* WHAT IS REQUIRED: Extract every line of the entries below verbatim, leaving out the pictures.

* SOURCE MATERIAL:
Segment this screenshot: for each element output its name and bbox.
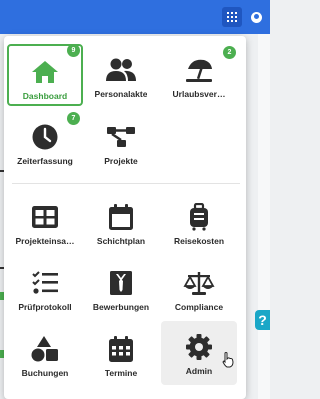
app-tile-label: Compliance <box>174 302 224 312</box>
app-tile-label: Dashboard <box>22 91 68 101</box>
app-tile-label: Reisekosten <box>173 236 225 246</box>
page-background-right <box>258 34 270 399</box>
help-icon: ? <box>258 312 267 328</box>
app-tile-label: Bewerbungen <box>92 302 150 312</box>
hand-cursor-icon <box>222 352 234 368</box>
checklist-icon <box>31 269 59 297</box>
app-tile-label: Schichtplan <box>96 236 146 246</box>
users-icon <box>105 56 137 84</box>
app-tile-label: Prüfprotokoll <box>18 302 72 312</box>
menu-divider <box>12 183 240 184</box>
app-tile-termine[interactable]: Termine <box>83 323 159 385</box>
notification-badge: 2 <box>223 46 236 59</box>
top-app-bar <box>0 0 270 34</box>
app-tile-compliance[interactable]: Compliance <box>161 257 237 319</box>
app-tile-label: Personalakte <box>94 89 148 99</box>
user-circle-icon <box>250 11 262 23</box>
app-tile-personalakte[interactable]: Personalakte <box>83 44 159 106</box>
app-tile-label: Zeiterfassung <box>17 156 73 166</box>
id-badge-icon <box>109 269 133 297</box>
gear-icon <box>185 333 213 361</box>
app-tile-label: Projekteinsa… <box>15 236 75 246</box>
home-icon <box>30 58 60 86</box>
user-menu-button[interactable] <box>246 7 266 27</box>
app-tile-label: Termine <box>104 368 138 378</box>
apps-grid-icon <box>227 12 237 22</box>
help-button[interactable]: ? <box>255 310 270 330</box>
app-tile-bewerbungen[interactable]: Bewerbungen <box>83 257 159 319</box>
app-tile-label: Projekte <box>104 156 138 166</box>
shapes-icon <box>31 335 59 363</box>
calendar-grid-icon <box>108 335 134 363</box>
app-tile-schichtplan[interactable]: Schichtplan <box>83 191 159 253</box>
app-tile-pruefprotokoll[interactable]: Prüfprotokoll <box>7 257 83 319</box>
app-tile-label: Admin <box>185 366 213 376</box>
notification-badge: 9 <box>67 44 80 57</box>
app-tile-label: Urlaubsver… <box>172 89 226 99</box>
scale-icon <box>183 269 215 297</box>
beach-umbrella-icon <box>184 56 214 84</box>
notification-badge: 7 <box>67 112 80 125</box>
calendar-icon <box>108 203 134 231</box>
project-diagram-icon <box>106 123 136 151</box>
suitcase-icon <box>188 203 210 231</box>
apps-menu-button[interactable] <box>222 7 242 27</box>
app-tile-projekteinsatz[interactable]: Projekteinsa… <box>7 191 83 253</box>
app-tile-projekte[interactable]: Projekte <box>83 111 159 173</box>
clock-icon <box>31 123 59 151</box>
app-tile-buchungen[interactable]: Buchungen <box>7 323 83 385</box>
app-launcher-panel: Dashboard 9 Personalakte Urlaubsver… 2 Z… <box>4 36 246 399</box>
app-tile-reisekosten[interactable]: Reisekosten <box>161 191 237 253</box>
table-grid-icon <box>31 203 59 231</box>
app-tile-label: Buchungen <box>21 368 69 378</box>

* TASK SOLUTION:
Segment this screenshot: for each element output its name and bbox.
app-tile-label: Compliance <box>174 302 224 312</box>
app-tile-label: Dashboard <box>22 91 68 101</box>
app-tile-label: Reisekosten <box>173 236 225 246</box>
page-background-right <box>258 34 270 399</box>
help-icon: ? <box>258 312 267 328</box>
app-tile-label: Bewerbungen <box>92 302 150 312</box>
hand-cursor-icon <box>222 352 234 368</box>
checklist-icon <box>31 269 59 297</box>
app-tile-label: Schichtplan <box>96 236 146 246</box>
users-icon <box>105 56 137 84</box>
app-tile-label: Prüfprotokoll <box>18 302 72 312</box>
menu-divider <box>12 183 240 184</box>
app-tile-termine[interactable]: Termine <box>83 323 159 385</box>
notification-badge: 2 <box>223 46 236 59</box>
top-app-bar <box>0 0 270 34</box>
app-tile-compliance[interactable]: Compliance <box>161 257 237 319</box>
app-tile-label: Personalakte <box>94 89 148 99</box>
user-circle-icon <box>250 11 262 23</box>
app-tile-personalakte[interactable]: Personalakte <box>83 44 159 106</box>
app-tile-label: Zeiterfassung <box>17 156 73 166</box>
id-badge-icon <box>109 269 133 297</box>
gear-icon <box>185 333 213 361</box>
app-tile-label: Projekteinsa… <box>15 236 75 246</box>
home-icon <box>30 58 60 86</box>
user-menu-button[interactable] <box>246 7 266 27</box>
app-tile-label: Termine <box>104 368 138 378</box>
apps-grid-icon <box>227 12 237 22</box>
help-button[interactable]: ? <box>255 310 270 330</box>
app-tile-bewerbungen[interactable]: Bewerbungen <box>83 257 159 319</box>
app-tile-label: Projekte <box>104 156 138 166</box>
shapes-icon <box>31 335 59 363</box>
calendar-grid-icon <box>108 335 134 363</box>
app-tile-schichtplan[interactable]: Schichtplan <box>83 191 159 253</box>
app-tile-pruefprotokoll[interactable]: Prüfprotokoll <box>7 257 83 319</box>
app-tile-label: Admin <box>185 366 213 376</box>
notification-badge: 9 <box>67 44 80 57</box>
app-tile-label: Urlaubsver… <box>172 89 226 99</box>
scale-icon <box>183 269 215 297</box>
beach-umbrella-icon <box>184 56 214 84</box>
notification-badge: 7 <box>67 112 80 125</box>
calendar-icon <box>108 203 134 231</box>
project-diagram-icon <box>106 123 136 151</box>
suitcase-icon <box>188 203 210 231</box>
apps-menu-button[interactable] <box>222 7 242 27</box>
app-tile-projekteinsatz[interactable]: Projekteinsa… <box>7 191 83 253</box>
app-tile-projekte[interactable]: Projekte <box>83 111 159 173</box>
clock-icon <box>31 123 59 151</box>
app-tile-buchungen[interactable]: Buchungen <box>7 323 83 385</box>
app-launcher-panel: Dashboard 9 Personalakte Urlaubsver… 2 Z… <box>4 36 246 399</box>
app-tile-reisekosten[interactable]: Reisekosten <box>161 191 237 253</box>
table-grid-icon <box>31 203 59 231</box>
app-tile-label: Buchungen <box>21 368 69 378</box>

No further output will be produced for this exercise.